-- begin --

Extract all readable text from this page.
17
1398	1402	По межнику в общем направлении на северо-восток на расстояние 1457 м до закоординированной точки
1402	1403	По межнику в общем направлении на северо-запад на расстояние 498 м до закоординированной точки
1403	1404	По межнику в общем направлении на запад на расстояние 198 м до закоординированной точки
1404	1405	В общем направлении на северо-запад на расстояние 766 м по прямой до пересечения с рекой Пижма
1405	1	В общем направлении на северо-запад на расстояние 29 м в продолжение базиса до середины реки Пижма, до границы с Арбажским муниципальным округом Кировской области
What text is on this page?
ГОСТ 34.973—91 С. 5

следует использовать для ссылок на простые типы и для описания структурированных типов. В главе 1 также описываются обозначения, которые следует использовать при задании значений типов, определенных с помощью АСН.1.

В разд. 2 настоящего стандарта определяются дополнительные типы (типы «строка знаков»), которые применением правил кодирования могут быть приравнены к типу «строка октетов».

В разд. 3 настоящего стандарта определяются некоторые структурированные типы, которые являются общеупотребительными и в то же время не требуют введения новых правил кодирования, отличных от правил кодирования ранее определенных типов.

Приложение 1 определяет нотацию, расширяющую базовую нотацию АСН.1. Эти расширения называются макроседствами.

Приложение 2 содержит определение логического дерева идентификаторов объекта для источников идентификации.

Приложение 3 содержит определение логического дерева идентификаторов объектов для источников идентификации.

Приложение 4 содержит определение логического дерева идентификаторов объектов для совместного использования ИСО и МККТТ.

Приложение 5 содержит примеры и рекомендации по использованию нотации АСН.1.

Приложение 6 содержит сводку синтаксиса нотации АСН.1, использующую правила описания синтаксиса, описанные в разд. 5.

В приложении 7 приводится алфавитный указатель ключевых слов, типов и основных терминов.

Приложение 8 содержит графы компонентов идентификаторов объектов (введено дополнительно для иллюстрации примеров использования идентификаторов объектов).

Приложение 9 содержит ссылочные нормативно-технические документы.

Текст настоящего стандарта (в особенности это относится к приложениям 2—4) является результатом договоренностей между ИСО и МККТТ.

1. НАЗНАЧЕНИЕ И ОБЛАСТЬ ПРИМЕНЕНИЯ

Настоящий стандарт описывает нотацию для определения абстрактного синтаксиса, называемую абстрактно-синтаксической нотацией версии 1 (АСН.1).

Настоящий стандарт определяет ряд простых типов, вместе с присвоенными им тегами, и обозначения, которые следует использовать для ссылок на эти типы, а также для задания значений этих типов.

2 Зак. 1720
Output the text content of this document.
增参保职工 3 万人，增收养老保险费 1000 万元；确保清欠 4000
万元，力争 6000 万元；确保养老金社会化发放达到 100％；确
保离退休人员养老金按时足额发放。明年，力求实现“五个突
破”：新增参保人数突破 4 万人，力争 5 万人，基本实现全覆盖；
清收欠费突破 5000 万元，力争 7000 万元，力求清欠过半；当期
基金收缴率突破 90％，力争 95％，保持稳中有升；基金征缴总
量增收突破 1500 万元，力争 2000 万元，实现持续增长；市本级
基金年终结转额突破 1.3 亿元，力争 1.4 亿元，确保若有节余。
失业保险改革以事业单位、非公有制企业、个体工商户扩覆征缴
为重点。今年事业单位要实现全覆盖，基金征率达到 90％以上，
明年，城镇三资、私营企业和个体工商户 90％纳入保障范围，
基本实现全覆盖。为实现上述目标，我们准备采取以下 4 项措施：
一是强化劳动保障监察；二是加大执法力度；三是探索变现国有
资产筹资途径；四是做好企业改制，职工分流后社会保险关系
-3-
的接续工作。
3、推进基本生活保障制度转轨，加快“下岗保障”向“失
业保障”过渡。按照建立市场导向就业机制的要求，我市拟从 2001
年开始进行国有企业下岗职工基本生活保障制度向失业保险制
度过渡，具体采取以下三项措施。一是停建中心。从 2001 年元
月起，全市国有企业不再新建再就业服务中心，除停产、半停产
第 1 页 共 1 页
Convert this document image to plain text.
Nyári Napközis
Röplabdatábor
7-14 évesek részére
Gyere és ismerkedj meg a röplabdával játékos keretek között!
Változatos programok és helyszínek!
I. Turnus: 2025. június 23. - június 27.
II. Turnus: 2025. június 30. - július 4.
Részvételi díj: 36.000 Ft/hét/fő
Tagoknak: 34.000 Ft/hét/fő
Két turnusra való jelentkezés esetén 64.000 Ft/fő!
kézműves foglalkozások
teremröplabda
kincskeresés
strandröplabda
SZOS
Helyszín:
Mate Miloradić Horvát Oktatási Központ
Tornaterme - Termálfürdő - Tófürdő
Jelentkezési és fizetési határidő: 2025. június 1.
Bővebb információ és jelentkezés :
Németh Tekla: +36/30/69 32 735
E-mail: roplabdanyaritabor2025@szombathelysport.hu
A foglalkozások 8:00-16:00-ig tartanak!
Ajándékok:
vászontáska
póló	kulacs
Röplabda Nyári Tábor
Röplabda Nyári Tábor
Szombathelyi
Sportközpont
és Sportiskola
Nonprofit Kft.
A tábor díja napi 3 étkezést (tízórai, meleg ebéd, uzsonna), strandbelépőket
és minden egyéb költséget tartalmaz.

-- end --

- _Directive_: Reproduce all of the material above word for word.

- _In response_:
Extract all readable text from this page.
17
1398	1402	По межнику в общем направлении на северо-восток на расстояние 1457 м до закоординированной точки
1402	1403	По межнику в общем направлении на северо-запад на расстояние 498 м до закоординированной точки
1403	1404	По межнику в общем направлении на запад на расстояние 198 м до закоординированной точки
1404	1405	В общем направлении на северо-запад на расстояние 766 м по прямой до пересечения с рекой Пижма
1405	1	В общем направлении на северо-запад на расстояние 29 м в продолжение базиса до середины реки Пижма, до границы с Арбажским муниципальным округом Кировской области
What text is on this page?
ГОСТ 34.973—91 С. 5

следует использовать для ссылок на простые типы и для описания структурированных типов. В главе 1 также описываются обозначения, которые следует использовать при задании значений типов, определенных с помощью АСН.1.

В разд. 2 настоящего стандарта определяются дополнительные типы (типы «строка знаков»), которые применением правил кодирования могут быть приравнены к типу «строка октетов».

В разд. 3 настоящего стандарта определяются некоторые структурированные типы, которые являются общеупотребительными и в то же время не требуют введения новых правил кодирования, отличных от правил кодирования ранее определенных типов.

Приложение 1 определяет нотацию, расширяющую базовую нотацию АСН.1. Эти расширения называются макроседствами.

Приложение 2 содержит определение логического дерева идентификаторов объекта для источников идентификации.

Приложение 3 содержит определение логического дерева идентификаторов объектов для источников идентификации.

Приложение 4 содержит определение логического дерева идентификаторов объектов для совместного использования ИСО и МККТТ.

Приложение 5 содержит примеры и рекомендации по использованию нотации АСН.1.

Приложение 6 содержит сводку синтаксиса нотации АСН.1, использующую правила описания синтаксиса, описанные в разд. 5.

В приложении 7 приводится алфавитный указатель ключевых слов, типов и основных терминов.

Приложение 8 содержит графы компонентов идентификаторов объектов (введено дополнительно для иллюстрации примеров использования идентификаторов объектов).

Приложение 9 содержит ссылочные нормативно-технические документы.

Текст настоящего стандарта (в особенности это относится к приложениям 2—4) является результатом договоренностей между ИСО и МККТТ.

1. НАЗНАЧЕНИЕ И ОБЛАСТЬ ПРИМЕНЕНИЯ

Настоящий стандарт описывает нотацию для определения абстрактного синтаксиса, называемую абстрактно-синтаксической нотацией версии 1 (АСН.1).

Настоящий стандарт определяет ряд простых типов, вместе с присвоенными им тегами, и обозначения, которые следует использовать для ссылок на эти типы, а также для задания значений этих типов.

2 Зак. 1720
Output the text content of this document.
增参保职工 3 万人，增收养老保险费 1000 万元；确保清欠 4000
万元，力争 6000 万元；确保养老金社会化发放达到 100％；确
保离退休人员养老金按时足额发放。明年，力求实现“五个突
破”：新增参保人数突破 4 万人，力争 5 万人，基本实现全覆盖；
清收欠费突破 5000 万元，力争 7000 万元，力求清欠过半；当期
基金收缴率突破 90％，力争 95％，保持稳中有升；基金征缴总
量增收突破 1500 万元，力争 2000 万元，实现持续增长；市本级
基金年终结转额突破 1.3 亿元，力争 1.4 亿元，确保若有节余。
失业保险改革以事业单位、非公有制企业、个体工商户扩覆征缴
为重点。今年事业单位要实现全覆盖，基金征率达到 90％以上，
明年，城镇三资、私营企业和个体工商户 90％纳入保障范围，
基本实现全覆盖。为实现上述目标，我们准备采取以下 4 项措施：
一是强化劳动保障监察；二是加大执法力度；三是探索变现国有
资产筹资途径；四是做好企业改制，职工分流后社会保险关系
-3-
的接续工作。
3、推进基本生活保障制度转轨，加快“下岗保障”向“失
业保障”过渡。按照建立市场导向就业机制的要求，我市拟从 2001
年开始进行国有企业下岗职工基本生活保障制度向失业保险制
度过渡，具体采取以下三项措施。一是停建中心。从 2001 年元
月起，全市国有企业不再新建再就业服务中心，除停产、半停产
第 1 页 共 1 页
Convert this document image to plain text.
Nyári Napközis
Röplabdatábor
7-14 évesek részére
Gyere és ismerkedj meg a röplabdával játékos keretek között!
Változatos programok és helyszínek!
I. Turnus: 2025. június 23. - június 27.
II. Turnus: 2025. június 30. - július 4.
Részvételi díj: 36.000 Ft/hét/fő
Tagoknak: 34.000 Ft/hét/fő
Két turnusra való jelentkezés esetén 64.000 Ft/fő!
kézműves foglalkozások
teremröplabda
kincskeresés
strandröplabda
SZOS
Helyszín:
Mate Miloradić Horvát Oktatási Központ
Tornaterme - Termálfürdő - Tófürdő
Jelentkezési és fizetési határidő: 2025. június 1.
Bővebb információ és jelentkezés :
Németh Tekla: +36/30/69 32 735
E-mail: roplabdanyaritabor2025@szombathelysport.hu
A foglalkozások 8:00-16:00-ig tartanak!
Ajándékok:
vászontáska
póló	kulacs
Röplabda Nyári Tábor
Röplabda Nyári Tábor
Szombathelyi
Sportközpont
és Sportiskola
Nonprofit Kft.
A tábor díja napi 3 étkezést (tízórai, meleg ebéd, uzsonna), strandbelépőket
és minden egyéb költséget tartalmaz.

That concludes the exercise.